◆ **WHAT YOU WILL DO**: From the entries that follow, list every line in which the string "Pucillo" appears.

* BEGIN DATA IN THIS EXERCISE *

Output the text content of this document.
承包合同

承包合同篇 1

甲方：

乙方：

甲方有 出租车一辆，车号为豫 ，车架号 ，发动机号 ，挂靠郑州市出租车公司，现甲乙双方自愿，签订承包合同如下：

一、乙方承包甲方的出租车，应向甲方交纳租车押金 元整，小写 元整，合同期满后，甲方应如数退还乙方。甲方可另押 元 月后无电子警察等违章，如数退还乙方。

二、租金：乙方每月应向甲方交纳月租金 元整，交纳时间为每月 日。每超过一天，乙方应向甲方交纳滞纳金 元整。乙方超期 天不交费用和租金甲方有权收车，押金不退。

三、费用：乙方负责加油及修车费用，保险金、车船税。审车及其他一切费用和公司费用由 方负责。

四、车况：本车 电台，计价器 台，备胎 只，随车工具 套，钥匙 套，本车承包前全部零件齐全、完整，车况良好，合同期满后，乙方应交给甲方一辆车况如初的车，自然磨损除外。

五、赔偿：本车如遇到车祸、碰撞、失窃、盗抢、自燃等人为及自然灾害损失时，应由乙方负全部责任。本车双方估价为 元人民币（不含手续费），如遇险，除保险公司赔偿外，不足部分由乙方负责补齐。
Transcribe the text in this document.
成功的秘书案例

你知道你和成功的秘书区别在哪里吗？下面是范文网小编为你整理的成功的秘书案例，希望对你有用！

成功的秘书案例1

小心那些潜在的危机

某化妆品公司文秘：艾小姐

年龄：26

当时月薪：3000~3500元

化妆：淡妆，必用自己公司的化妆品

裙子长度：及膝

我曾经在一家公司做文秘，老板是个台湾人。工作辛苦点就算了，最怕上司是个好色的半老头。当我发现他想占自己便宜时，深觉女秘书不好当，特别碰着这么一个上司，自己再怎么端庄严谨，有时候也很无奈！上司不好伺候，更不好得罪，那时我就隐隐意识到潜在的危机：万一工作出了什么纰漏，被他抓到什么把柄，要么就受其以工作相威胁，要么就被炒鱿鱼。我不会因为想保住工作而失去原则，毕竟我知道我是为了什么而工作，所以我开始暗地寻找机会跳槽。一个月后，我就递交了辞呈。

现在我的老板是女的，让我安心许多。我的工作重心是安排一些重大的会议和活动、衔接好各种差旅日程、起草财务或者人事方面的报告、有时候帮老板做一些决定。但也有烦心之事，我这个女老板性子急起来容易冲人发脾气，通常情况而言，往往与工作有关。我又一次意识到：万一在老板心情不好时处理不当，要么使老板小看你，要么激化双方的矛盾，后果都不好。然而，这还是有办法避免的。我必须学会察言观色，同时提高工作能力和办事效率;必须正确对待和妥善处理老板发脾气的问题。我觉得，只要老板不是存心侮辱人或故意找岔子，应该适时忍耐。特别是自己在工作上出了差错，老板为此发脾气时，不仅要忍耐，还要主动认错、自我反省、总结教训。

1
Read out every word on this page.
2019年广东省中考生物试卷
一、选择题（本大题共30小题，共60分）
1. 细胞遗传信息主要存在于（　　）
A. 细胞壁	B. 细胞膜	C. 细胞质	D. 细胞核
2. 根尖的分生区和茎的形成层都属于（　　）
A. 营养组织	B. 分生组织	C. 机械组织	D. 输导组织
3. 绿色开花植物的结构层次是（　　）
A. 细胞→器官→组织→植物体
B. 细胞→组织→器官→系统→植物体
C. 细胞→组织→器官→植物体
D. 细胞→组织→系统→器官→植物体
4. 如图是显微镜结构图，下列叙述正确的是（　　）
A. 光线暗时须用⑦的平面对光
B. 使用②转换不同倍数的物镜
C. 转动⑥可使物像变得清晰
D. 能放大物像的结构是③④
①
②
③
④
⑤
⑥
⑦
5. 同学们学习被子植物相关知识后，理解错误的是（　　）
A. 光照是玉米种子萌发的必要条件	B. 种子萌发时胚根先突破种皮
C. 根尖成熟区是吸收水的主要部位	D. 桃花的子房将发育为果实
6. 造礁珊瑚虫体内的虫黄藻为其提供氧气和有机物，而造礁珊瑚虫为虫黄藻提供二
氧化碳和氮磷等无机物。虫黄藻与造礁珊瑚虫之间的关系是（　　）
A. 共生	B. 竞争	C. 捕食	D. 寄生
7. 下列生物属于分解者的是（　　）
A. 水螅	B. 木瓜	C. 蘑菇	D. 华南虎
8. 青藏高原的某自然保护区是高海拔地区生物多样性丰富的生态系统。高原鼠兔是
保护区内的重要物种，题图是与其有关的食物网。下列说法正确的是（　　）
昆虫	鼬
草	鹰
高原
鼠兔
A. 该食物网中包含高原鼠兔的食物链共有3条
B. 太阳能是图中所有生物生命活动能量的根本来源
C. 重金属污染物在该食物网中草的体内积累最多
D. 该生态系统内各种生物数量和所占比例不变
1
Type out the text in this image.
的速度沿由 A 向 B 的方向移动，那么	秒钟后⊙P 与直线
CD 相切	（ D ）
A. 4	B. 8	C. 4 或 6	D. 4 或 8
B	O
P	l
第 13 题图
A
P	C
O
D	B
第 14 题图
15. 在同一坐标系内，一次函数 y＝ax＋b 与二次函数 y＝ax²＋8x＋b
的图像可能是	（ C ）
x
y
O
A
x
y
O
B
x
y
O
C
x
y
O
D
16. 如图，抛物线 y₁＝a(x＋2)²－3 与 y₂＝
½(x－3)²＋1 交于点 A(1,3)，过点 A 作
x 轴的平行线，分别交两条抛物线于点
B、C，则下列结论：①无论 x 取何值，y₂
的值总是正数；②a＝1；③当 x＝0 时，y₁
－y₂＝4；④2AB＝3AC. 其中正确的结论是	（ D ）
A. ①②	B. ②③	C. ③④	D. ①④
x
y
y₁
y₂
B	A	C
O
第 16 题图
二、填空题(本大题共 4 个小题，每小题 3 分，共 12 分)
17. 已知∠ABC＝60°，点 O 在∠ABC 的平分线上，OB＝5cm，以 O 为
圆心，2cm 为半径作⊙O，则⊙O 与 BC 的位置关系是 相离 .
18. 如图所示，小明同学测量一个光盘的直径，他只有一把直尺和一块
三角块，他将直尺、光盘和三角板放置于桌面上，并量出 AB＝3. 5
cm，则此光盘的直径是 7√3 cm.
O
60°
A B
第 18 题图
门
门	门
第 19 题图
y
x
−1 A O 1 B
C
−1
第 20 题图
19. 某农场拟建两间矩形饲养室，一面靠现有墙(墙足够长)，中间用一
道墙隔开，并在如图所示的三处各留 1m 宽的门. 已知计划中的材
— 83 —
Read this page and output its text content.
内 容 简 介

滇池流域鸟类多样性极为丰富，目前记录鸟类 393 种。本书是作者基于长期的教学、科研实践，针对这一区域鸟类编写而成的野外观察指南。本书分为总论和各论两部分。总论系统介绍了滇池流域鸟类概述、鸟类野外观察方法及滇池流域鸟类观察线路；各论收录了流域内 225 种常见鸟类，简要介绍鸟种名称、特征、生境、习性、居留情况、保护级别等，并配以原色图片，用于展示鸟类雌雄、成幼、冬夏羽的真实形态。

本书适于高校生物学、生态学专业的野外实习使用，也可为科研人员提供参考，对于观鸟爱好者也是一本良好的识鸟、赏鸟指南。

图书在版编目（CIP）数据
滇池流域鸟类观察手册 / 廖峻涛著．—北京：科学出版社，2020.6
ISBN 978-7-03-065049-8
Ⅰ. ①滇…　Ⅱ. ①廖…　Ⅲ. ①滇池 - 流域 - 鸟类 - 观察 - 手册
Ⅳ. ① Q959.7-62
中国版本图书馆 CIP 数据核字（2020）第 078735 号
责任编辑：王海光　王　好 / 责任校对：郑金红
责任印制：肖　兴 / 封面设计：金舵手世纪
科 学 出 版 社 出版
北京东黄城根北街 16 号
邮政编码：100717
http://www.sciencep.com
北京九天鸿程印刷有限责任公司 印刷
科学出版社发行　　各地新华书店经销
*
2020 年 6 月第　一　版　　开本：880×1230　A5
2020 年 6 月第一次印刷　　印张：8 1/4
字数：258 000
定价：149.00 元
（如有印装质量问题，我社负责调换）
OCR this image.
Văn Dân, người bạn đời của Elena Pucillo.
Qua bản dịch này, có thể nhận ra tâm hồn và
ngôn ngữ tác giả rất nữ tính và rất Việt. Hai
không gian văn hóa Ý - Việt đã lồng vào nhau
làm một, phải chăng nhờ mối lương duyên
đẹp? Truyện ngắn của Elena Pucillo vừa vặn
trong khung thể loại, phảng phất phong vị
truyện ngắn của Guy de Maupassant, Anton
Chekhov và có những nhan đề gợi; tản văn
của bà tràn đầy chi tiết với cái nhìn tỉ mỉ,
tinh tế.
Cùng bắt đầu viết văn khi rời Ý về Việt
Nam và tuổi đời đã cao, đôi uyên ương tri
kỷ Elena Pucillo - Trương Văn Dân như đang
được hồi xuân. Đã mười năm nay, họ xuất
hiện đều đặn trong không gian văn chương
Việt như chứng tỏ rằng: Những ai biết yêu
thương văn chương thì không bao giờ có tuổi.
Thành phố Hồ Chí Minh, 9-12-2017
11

* END DATA IN THIS EXERCISE *

◆ **WRITTEN RESPONSE**:
Văn Dân, người bạn đời của Elena Pucillo.
đẹp? Truyện ngắn của Elena Pucillo vừa vặn
kỷ Elena Pucillo - Trương Văn Dân như đang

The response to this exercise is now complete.